TO DO >> Quote the lines below exactly, from the one that holds "Enumerate this screenshot's" through the final line of the records, and only those.

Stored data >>
++++++++
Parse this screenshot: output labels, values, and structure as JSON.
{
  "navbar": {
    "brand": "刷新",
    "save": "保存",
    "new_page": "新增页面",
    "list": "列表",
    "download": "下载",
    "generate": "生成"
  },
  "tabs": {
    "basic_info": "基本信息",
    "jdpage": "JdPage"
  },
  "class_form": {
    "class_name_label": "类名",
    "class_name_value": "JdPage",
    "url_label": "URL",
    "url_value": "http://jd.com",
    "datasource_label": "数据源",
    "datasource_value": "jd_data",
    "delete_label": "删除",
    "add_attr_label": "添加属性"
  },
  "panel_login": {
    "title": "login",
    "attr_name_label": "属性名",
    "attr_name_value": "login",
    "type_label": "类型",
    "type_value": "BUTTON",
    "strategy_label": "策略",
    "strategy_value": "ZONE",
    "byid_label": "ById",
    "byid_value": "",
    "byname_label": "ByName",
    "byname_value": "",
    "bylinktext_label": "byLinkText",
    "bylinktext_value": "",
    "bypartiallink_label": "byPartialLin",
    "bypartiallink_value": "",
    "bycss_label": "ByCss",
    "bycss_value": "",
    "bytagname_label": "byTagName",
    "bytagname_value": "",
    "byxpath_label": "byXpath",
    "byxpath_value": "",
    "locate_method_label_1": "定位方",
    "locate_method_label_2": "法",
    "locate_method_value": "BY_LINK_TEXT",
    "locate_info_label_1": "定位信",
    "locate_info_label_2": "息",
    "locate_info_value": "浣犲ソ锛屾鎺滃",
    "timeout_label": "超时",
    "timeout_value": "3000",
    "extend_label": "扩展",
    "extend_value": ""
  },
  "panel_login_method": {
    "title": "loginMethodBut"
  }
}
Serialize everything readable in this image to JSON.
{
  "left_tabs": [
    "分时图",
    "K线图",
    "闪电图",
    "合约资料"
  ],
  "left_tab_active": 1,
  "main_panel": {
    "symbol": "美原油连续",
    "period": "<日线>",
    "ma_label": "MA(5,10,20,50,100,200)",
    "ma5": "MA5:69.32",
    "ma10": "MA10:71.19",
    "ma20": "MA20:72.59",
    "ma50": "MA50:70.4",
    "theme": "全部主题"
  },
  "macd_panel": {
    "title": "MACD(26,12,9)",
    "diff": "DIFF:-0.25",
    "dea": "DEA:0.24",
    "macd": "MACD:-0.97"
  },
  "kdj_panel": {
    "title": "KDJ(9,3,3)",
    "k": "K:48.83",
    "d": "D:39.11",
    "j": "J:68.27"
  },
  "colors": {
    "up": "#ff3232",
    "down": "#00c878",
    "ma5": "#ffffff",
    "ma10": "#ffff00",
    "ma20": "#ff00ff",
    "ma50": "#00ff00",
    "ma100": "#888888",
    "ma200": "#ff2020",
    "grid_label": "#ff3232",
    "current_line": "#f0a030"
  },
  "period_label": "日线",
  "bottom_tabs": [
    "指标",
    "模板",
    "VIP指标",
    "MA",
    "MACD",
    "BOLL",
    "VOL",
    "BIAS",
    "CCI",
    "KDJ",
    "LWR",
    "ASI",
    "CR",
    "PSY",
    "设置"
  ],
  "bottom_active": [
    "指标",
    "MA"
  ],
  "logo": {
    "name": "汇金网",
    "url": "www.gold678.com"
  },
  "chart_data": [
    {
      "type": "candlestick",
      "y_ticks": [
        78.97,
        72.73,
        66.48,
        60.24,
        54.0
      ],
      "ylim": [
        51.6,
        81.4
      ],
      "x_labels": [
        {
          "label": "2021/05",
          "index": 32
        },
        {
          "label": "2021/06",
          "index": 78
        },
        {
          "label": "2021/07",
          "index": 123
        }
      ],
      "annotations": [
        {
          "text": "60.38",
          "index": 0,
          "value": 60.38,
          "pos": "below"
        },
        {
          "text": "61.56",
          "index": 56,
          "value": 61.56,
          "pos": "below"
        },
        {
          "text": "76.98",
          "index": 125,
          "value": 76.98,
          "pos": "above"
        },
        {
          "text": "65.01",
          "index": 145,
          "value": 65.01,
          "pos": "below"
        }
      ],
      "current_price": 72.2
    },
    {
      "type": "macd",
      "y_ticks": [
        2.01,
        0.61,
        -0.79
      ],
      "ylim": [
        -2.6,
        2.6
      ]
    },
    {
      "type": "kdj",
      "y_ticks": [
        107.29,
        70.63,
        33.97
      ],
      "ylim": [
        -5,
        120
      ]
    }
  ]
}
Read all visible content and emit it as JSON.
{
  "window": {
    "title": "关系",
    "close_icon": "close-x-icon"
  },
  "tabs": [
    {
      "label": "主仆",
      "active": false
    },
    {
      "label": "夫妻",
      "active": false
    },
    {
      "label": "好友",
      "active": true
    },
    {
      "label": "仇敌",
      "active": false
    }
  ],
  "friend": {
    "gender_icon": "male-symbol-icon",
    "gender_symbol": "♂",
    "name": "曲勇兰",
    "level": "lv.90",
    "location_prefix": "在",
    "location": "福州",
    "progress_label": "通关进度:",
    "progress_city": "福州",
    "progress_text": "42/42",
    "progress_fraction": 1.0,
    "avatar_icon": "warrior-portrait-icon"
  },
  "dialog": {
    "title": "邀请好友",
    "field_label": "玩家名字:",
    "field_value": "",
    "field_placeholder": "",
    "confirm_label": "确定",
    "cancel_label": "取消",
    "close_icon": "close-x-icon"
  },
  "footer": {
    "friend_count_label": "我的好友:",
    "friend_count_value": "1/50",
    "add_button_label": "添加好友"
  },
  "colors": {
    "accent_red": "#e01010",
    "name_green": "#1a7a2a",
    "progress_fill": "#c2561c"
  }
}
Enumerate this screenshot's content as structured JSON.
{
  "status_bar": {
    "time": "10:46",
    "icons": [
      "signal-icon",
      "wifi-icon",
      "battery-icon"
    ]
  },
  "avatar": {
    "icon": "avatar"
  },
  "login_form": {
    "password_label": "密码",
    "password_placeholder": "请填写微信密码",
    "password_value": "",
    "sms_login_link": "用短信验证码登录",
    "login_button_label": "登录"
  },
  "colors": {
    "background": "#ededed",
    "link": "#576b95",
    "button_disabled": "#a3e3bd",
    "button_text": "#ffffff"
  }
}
++++++++
TASK OUTPUT >>
Enumerate this screenshot's content as structured JSON.
{
  "status_bar": {
    "time": "10:46",
    "icons": [
      "signal-icon",
      "wifi-icon",
      "battery-icon"
    ]
  },
  "avatar": {
    "icon": "avatar"
  },
  "login_form": {
    "password_label": "密码",
    "password_placeholder": "请填写微信密码",
    "password_value": "",
    "sms_login_link": "用短信验证码登录",
    "login_button_label": "登录"
  },
  "colors": {
    "background": "#ededed",
    "link": "#576b95",
    "button_disabled": "#a3e3bd",
    "button_text": "#ffffff"
  }
}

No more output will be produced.